## [Excerpted passage]
○ ○ ○ ○ ○ ○ ○
Thursday, January 29, 2015

The Rhetorical Situation

Evaluate this claim: Some might say that the rhetorical situation, an expression coined by Lloyd Bitzer, is the most important concept in writing. Why or why not?

Wednesday, January 28, 2015

Journal 5: 1/27/15 by Kayla Anderson

The Multiple Media of Texts - Wysocki
  • focused on visual choices based on purpose and goal
  • Steps for approaching visual text/ analyzing a text
    • Page 4
      • Looking at the page
        • Before looking at content. Layout tells you how to read the page. Ex: Immediately know text is a poem because of stanzas, etc.
      • Looking at what is on the page
      • Looking at what contains the page
    • Page 13
      • Name the visual elements
      • Name relationships
      • Consider connections to audience
  • Genre (a category of texts)
    • Determines how visual the text is and what kind of visuals 
    • Every genre has a set of expectations. We adjust expectations to genre.
    • Picking a genre is understanding your audience, purpose and goal for writing.
    • A set of visual conventions has to come along with genres. Ex: diagrams in science books
  • Lists
    • Animations
    • Charts/Graphs
    • Pictures/Illustrations
    • Transitions
    • Written (Font/Shape/Size)
  • Different typefaces do different work
    • Decorative vs. extended reading
    • style, size and shape of type
  • Class believed Wysocki was "suffocatingly thorough" but everything made sense

Relationship between Kress and Wysocki
  • Wysocki's terms are much more specific than Kress
    • ex: Kress might say visual, Wysocki says typeface
  • Wysocki is mostly visual and gives firmer sense of terms
  • She thinks broadly about roles and roles depend on the text
  • Wysocki thinks text and image are dependent on each other
  • Similarities
    • Choice
      • Kress- default is no longer there. We have a choice of what we want to use
      • Wysocki- elaborates on choice, gives us long list of choices
      • Porter- says choice is created by new technologies
    • Audience 

Group Activity
  • Groups chose a text, picked a page and then described what modes were operating
  • Mode/Layout
    • visual, lingusitic, spatial, gestural (visual of)
    • first 3 deal with layout
  • We then received prompts that were an adaptation of Wysocki
    • Looking at the page
    • Looking at what is on the page
    • Looking at what contains the page
  • Audience - text is used for specific purposes for specific reasons. Genre conventions like quotes, colored initial letters, bolded quotes, images. Fragmented approach v. linear approach based on who wants to read it and why
- Wysocki is keyed much more to audience, purpose, genre
- She wants us to make unconventional text.
- Everyday we're faced with writing situations. We do this through genres.
- Wysocki wants to make the case that we need to ascend to genres but there are also ways to break the genre.

Thursday, January 22, 2015

Journal 4: January 22, 2015 by Torie Gray

Group Activity: Account/interpret all modes utilized in the slide about President Obama’s State of the Union Address

- Five modes= linguistic, visual, spatial, gestural, and oral

o   Linguistic=
·      The words on the chart/graph (title, stat numbers, markers on chart, and hashtag on bottom of chart)
○ ○ ○ ○ ○ ○ ○
## [Listed entries]

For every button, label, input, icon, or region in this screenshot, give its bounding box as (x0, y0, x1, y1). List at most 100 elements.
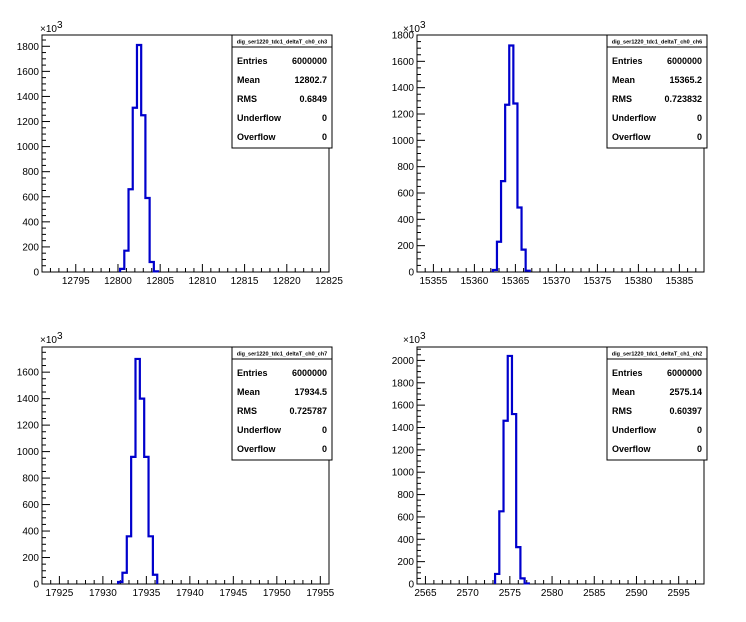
y-tick-label: 200 (397, 241, 414, 252)
y-tick-label: 200 (22, 242, 39, 253)
stats-label-mean: Mean (612, 75, 635, 85)
y-tick-label: 800 (22, 474, 39, 485)
stats-value-rms: 0.6849 (299, 94, 327, 104)
stats-value-entries: 6000000 (667, 56, 702, 66)
stats-value-entries: 6000000 (292, 368, 327, 378)
x-tick-label: 15385 (665, 276, 693, 287)
y-tick-label: 1600 (392, 401, 415, 412)
stats-box (606, 346, 708, 461)
x-tick-label: 2575 (499, 588, 522, 599)
histogram-outline (491, 44, 531, 272)
stats-label-overflow: Overflow (237, 444, 277, 454)
stats-value-rms: 0.725787 (289, 406, 327, 416)
y-tick-label: 400 (397, 215, 414, 226)
y-tick-label: 400 (22, 527, 39, 538)
x-tick-label: 12825 (315, 276, 343, 287)
stats-label-rms: RMS (612, 94, 632, 104)
y-tick-label: 800 (22, 167, 39, 178)
x-tick-label: 2585 (583, 588, 606, 599)
x-tick-label: 15365 (501, 276, 529, 287)
y-tick-label: 600 (22, 192, 39, 203)
stats-label-underflow: Underflow (612, 113, 657, 123)
x-tick-label: 2595 (668, 588, 691, 599)
stats-value-mean: 12802.7 (294, 75, 327, 85)
y-tick-label: 800 (397, 490, 414, 501)
y-tick-label: 1000 (17, 142, 40, 153)
x-tick-label: 17925 (45, 588, 73, 599)
y-tick-label: 1400 (17, 394, 40, 405)
stats-label-mean: Mean (237, 387, 260, 397)
x-tick-label: 15380 (624, 276, 652, 287)
y-tick-label: 600 (397, 189, 414, 200)
histogram-panel-4: 2565 2570 2575 2580 2585 2590 2595 0 200 400 600 80… (392, 331, 708, 599)
stats-value-overflow: 0 (322, 132, 327, 142)
stats-label-entries: Entries (237, 368, 268, 378)
plot-frame (41, 346, 330, 585)
y-tick-label: 0 (33, 580, 39, 591)
x-tick-label: 17930 (89, 588, 117, 599)
stats-title: dig_ser1220_tdc1_deltaT_ch1_ch2 (612, 352, 703, 358)
stats-box (231, 346, 333, 461)
stats-label-rms: RMS (237, 406, 257, 416)
stats-value-underflow: 0 (697, 425, 702, 435)
x-tick-label: 12810 (188, 276, 216, 287)
stats-label-entries: Entries (237, 56, 268, 66)
y-tick-label: 1400 (17, 92, 40, 103)
stats-value-underflow: 0 (322, 425, 327, 435)
stats-label-entries: Entries (612, 56, 643, 66)
histogram-panel-3: 17925 17930 17935 17940 17945 17950 17955 0 200 4… (17, 331, 335, 599)
y-tick-label: 1000 (392, 468, 415, 479)
stats-label-underflow: Underflow (612, 425, 657, 435)
y-tick-label: 600 (22, 500, 39, 511)
stats-value-underflow: 0 (322, 113, 327, 123)
x-tick-label: 12795 (62, 276, 90, 287)
histogram-panel-1: 12795 12800 12805 12810 12815 12820 12825 0 200 4… (17, 20, 344, 287)
x-tick-label: 17935 (132, 588, 160, 599)
y-tick-label: 1400 (392, 423, 415, 434)
y-multiplier-label: ×10 (403, 24, 420, 35)
x-tick-label: 2570 (457, 588, 480, 599)
x-tick-label: 12815 (231, 276, 259, 287)
stats-title: dig_ser1220_tdc1_deltaT_ch0_ch6 (612, 40, 703, 46)
y-tick-label: 1200 (17, 421, 40, 432)
y-tick-label: 1600 (17, 67, 40, 78)
x-tick-label: 15370 (542, 276, 570, 287)
y-tick-label: 1800 (392, 378, 415, 389)
y-tick-label: 1800 (392, 31, 415, 42)
x-tick-label: 15375 (583, 276, 611, 287)
x-tick-label: 2590 (625, 588, 648, 599)
stats-value-mean: 15365.2 (669, 75, 702, 85)
stats-value-overflow: 0 (697, 444, 702, 454)
stats-label-overflow: Overflow (612, 444, 652, 454)
y-tick-label: 800 (397, 162, 414, 173)
stats-value-mean: 17934.5 (294, 387, 327, 397)
y-tick-label: 400 (397, 535, 414, 546)
stats-title: dig_ser1220_tdc1_deltaT_ch0_ch3 (237, 40, 328, 46)
y-tick-label: 1000 (392, 136, 415, 147)
x-tick-label: 15360 (460, 276, 488, 287)
stats-value-entries: 6000000 (292, 56, 327, 66)
x-tick-label: 15355 (419, 276, 447, 287)
stats-label-mean: Mean (237, 75, 260, 85)
stats-label-rms: RMS (612, 406, 632, 416)
x-tick-label: 17950 (263, 588, 291, 599)
y-tick-label: 200 (397, 557, 414, 568)
histogram-outline (118, 43, 160, 273)
y-tick-label: 1400 (392, 83, 415, 94)
x-tick-label: 17955 (306, 588, 334, 599)
y-tick-label: 1200 (392, 445, 415, 456)
y-exponent-label: 3 (57, 20, 63, 31)
x-tick-label: 12820 (273, 276, 301, 287)
stats-value-underflow: 0 (697, 113, 702, 123)
y-tick-label: 1000 (17, 447, 40, 458)
stats-title: dig_ser1220_tdc1_deltaT_ch0_ch7 (237, 352, 328, 358)
histogram-panel-2: 15355 15360 15365 15370 15375 15380 15385 0 200 4… (392, 20, 708, 287)
stats-label-entries: Entries (612, 368, 643, 378)
histogram-outline (493, 354, 530, 585)
y-tick-label: 200 (22, 553, 39, 564)
stats-label-underflow: Underflow (237, 425, 282, 435)
x-tick-label: 12800 (104, 276, 132, 287)
stats-value-overflow: 0 (322, 444, 327, 454)
x-tick-label: 2565 (414, 588, 437, 599)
○ ○ ○ ○ ○ ○ ○
## [To be done]
a – Answer these questions about the class blog:
(i) According to the January 29, 2015 post, who coined the expression "the rhetorical situation"?
(ii) In Journal 5, how did the class describe Wysocki?
(iii) In Journal 4, which five modes are listed?
b – Pull from the rows the lines that begin at the one containing "y-tick-label: 200 (397, 241, 414, 252)" and end after the one containing "stats-value-entries: 6000000 (667, 56, 702, 66)", copying each line unchanged.

## [Set of answers]
a –
(i) Lloyd Bitzer
(ii) As "suffocatingly thorough," though everything made sense
(iii) Linguistic, visual, spatial, gestural, and oral

b –
y-tick-label: 200 (397, 241, 414, 252)
y-tick-label: 200 (22, 242, 39, 253)
stats-label-mean: Mean (612, 75, 635, 85)
y-tick-label: 800 (22, 474, 39, 485)
stats-value-rms: 0.6849 (299, 94, 327, 104)
stats-value-entries: 6000000 (667, 56, 702, 66)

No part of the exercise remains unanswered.